#### GIVEN TASK
Output the full listing below exactly as it reads, and skip anything that is a picture.

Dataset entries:
[Start]
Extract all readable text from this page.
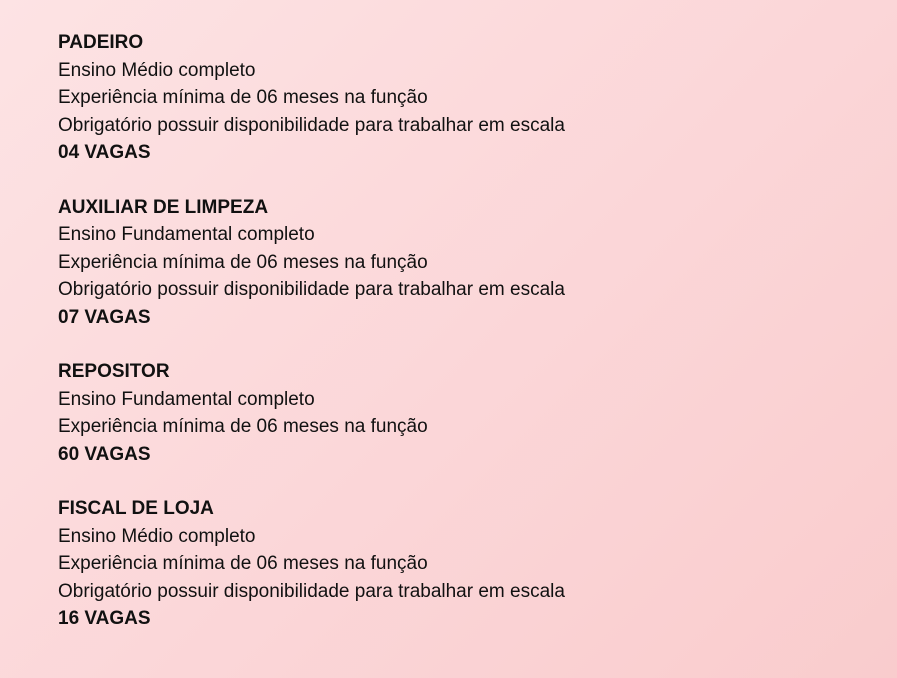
PADEIRO
Ensino Médio completo
Experiência mínima de 06 meses na função
Obrigatório possuir disponibilidade para trabalhar em escala
04 VAGAS
AUXILIAR DE LIMPEZA
Ensino Fundamental completo
Experiência mínima de 06 meses na função
Obrigatório possuir disponibilidade para trabalhar em escala
07 VAGAS
REPOSITOR
Ensino Fundamental completo
Experiência mínima de 06 meses na função
60 VAGAS
FISCAL DE LOJA
Ensino Médio completo
Experiência mínima de 06 meses na função
Obrigatório possuir disponibilidade para trabalhar em escala
16 VAGAS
[End]
#### THE ANSWER
Extract all readable text from this page.
PADEIRO
Ensino Médio completo
Experiência mínima de 06 meses na função
Obrigatório possuir disponibilidade para trabalhar em escala
04 VAGAS
AUXILIAR DE LIMPEZA
Ensino Fundamental completo
Experiência mínima de 06 meses na função
Obrigatório possuir disponibilidade para trabalhar em escala
07 VAGAS
REPOSITOR
Ensino Fundamental completo
Experiência mínima de 06 meses na função
60 VAGAS
FISCAL DE LOJA
Ensino Médio completo
Experiência mínima de 06 meses na função
Obrigatório possuir disponibilidade para trabalhar em escala
16 VAGAS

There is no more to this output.